-- begin Provided information --

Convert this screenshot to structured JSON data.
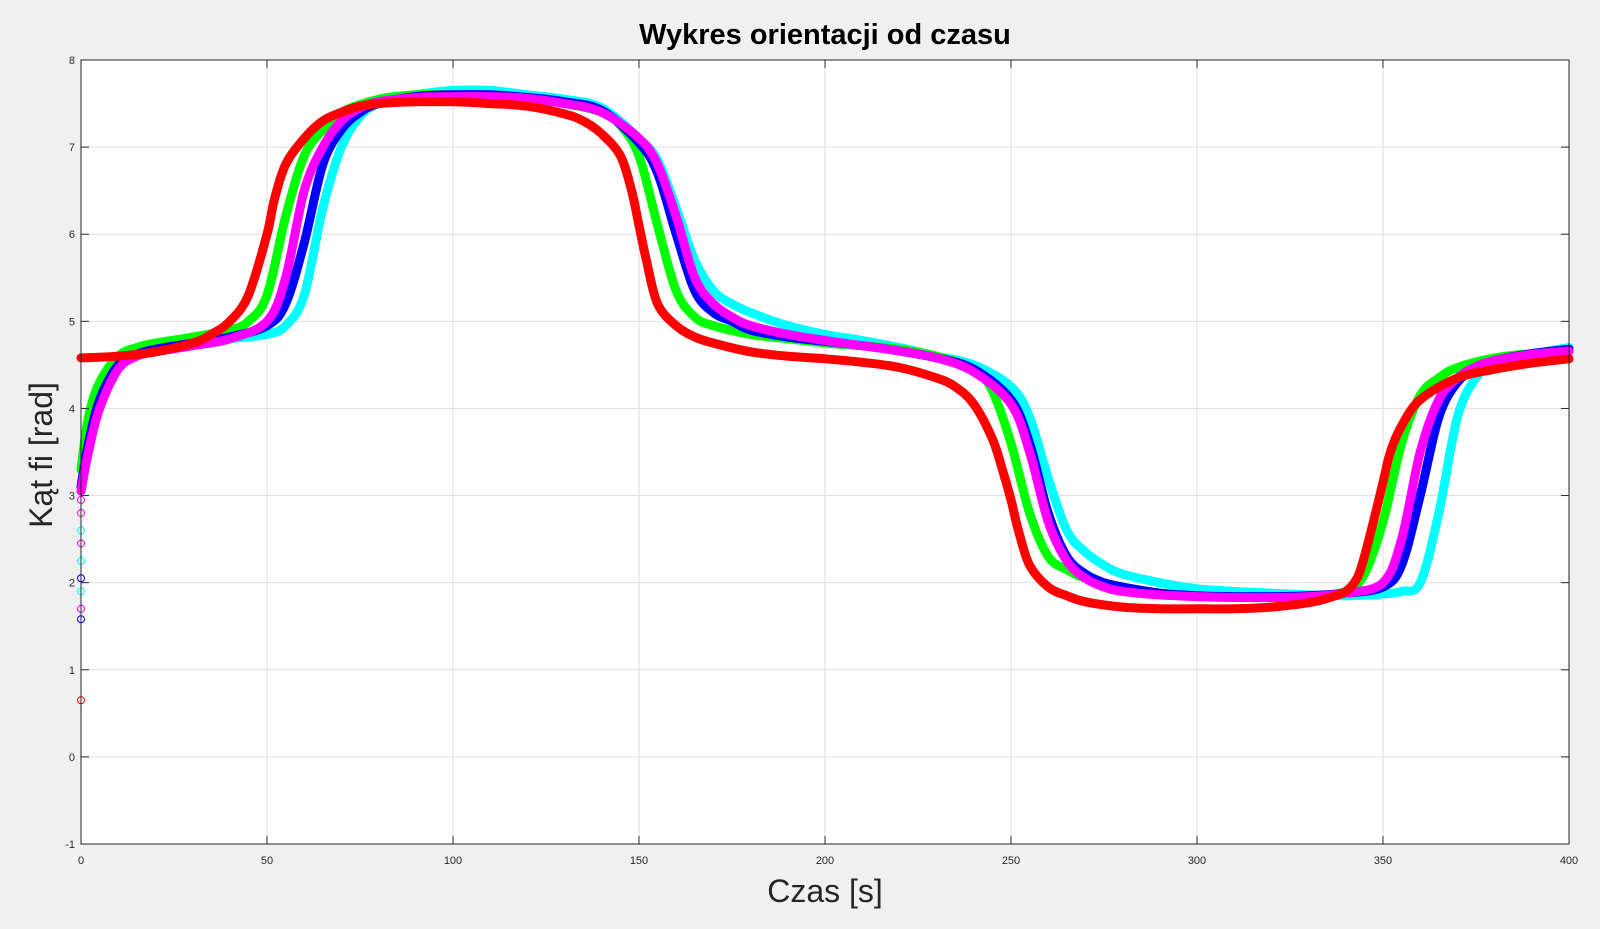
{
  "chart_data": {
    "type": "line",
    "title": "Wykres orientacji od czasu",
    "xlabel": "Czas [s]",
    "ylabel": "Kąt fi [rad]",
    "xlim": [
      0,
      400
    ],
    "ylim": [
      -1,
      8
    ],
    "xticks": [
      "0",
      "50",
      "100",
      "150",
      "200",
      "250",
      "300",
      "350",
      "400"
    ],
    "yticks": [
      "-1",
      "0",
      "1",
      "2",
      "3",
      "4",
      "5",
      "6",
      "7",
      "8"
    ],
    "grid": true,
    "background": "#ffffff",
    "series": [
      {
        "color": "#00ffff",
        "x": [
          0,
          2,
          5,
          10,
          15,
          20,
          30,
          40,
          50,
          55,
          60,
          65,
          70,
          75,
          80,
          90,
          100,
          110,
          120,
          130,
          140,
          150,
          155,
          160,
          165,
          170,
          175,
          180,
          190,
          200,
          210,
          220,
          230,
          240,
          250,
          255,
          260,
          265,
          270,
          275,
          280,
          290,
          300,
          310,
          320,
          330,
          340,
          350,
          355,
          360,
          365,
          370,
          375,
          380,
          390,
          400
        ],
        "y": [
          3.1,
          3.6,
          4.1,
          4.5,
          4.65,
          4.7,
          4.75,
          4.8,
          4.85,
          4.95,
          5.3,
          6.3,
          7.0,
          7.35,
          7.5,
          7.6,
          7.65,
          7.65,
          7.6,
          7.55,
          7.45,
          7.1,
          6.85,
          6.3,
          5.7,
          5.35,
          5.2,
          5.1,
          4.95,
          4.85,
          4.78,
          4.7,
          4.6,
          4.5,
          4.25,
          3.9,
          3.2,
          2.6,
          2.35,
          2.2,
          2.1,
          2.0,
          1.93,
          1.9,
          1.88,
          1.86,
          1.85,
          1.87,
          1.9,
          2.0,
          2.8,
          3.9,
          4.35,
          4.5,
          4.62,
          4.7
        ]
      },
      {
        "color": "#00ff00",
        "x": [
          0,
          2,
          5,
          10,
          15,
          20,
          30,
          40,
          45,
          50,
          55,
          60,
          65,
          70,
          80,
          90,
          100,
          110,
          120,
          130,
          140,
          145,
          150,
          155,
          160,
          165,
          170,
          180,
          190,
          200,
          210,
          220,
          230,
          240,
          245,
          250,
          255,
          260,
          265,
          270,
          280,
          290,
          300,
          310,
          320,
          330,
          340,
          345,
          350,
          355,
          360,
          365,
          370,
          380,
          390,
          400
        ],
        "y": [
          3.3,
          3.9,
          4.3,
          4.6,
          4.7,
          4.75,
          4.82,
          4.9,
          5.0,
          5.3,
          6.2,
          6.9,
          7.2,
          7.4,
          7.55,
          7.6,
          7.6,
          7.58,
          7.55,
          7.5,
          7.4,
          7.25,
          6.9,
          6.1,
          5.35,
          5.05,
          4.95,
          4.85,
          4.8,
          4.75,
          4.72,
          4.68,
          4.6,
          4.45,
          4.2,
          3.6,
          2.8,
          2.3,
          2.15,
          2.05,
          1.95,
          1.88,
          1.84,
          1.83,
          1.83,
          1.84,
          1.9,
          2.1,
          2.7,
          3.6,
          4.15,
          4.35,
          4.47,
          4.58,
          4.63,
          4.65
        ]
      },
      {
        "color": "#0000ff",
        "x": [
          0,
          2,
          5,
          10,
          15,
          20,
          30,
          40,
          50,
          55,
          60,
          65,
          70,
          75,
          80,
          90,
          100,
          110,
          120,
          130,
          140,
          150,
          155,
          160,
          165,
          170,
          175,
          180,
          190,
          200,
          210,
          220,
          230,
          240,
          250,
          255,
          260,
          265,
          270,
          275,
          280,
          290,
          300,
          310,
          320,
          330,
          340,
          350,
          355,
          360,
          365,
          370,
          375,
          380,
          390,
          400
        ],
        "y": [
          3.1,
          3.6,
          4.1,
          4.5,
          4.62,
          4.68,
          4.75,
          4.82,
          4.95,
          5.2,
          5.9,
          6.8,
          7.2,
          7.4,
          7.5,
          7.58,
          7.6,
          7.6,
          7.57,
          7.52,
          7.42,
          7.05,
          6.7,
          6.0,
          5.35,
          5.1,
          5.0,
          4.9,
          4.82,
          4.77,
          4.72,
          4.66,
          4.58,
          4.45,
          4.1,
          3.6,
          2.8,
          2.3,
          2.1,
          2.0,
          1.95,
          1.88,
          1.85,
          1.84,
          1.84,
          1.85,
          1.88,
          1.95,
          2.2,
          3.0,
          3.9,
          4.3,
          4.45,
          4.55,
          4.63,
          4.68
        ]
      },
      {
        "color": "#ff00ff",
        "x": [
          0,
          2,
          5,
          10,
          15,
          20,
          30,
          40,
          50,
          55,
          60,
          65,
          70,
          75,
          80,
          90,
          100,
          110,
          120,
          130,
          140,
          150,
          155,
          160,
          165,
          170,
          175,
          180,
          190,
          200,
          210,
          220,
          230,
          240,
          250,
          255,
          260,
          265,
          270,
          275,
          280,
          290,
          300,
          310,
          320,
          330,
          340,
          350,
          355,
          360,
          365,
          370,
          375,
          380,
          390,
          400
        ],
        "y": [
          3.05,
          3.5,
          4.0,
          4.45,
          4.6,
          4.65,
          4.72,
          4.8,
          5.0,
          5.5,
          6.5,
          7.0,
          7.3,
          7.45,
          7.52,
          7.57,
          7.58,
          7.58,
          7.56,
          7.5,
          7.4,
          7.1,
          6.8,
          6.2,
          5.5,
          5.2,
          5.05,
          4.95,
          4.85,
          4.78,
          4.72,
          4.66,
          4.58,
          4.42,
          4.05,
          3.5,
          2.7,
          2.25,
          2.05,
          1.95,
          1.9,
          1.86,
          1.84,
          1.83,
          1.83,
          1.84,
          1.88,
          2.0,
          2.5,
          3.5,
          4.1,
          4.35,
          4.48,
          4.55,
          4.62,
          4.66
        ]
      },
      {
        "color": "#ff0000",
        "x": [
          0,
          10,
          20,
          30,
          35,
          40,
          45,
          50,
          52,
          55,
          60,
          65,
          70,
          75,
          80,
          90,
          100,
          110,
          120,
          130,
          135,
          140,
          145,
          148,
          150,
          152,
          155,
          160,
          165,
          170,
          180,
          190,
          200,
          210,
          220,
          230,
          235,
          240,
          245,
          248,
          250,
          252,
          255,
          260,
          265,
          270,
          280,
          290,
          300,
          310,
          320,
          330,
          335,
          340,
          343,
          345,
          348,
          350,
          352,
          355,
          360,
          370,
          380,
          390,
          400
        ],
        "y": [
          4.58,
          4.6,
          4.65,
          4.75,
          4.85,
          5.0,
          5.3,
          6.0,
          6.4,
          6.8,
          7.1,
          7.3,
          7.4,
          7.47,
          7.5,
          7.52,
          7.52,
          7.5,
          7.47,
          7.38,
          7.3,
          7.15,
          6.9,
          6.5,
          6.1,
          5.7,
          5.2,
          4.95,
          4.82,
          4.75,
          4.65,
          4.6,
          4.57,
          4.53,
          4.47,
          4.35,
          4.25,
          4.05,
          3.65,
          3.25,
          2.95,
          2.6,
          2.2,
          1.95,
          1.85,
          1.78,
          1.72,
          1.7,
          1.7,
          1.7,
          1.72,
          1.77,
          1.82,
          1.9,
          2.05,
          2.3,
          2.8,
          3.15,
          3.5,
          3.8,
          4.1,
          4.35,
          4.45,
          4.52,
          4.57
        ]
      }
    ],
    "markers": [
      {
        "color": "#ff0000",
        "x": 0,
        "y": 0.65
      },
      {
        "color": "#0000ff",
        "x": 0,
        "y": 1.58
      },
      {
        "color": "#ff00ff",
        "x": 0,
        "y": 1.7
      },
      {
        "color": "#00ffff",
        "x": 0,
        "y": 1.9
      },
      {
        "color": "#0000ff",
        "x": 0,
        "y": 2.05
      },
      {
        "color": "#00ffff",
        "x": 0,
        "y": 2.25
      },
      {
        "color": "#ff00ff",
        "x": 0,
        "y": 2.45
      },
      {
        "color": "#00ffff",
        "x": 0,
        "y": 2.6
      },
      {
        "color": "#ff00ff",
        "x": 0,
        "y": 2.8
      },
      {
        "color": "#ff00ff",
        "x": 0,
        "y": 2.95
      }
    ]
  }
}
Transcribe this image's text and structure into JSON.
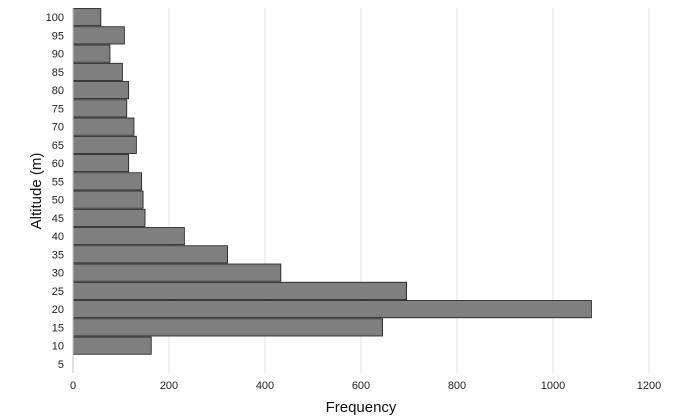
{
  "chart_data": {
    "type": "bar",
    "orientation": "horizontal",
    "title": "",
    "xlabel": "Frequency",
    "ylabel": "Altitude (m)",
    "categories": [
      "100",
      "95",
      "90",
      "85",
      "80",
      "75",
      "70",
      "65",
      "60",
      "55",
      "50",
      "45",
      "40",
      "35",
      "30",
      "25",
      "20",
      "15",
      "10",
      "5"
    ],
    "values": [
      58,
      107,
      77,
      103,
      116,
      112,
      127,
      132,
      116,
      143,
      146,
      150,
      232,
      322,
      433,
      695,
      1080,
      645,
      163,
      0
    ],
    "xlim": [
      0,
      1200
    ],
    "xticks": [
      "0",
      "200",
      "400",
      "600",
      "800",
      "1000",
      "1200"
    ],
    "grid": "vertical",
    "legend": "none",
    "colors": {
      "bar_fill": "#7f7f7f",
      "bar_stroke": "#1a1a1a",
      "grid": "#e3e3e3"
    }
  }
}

-- end Provided information --

→ **Directive**
Extract only the lines from the line containing "Transcribe this image's" through the final line of the listing above, unchanged; pictures stay out of the copy.

→ **The output**
Transcribe this image's text and structure into JSON.
{
  "chart_data": {
    "type": "bar",
    "orientation": "horizontal",
    "title": "",
    "xlabel": "Frequency",
    "ylabel": "Altitude (m)",
    "categories": [
      "100",
      "95",
      "90",
      "85",
      "80",
      "75",
      "70",
      "65",
      "60",
      "55",
      "50",
      "45",
      "40",
      "35",
      "30",
      "25",
      "20",
      "15",
      "10",
      "5"
    ],
    "values": [
      58,
      107,
      77,
      103,
      116,
      112,
      127,
      132,
      116,
      143,
      146,
      150,
      232,
      322,
      433,
      695,
      1080,
      645,
      163,
      0
    ],
    "xlim": [
      0,
      1200
    ],
    "xticks": [
      "0",
      "200",
      "400",
      "600",
      "800",
      "1000",
      "1200"
    ],
    "grid": "vertical",
    "legend": "none",
    "colors": {
      "bar_fill": "#7f7f7f",
      "bar_stroke": "#1a1a1a",
      "grid": "#e3e3e3"
    }
  }
}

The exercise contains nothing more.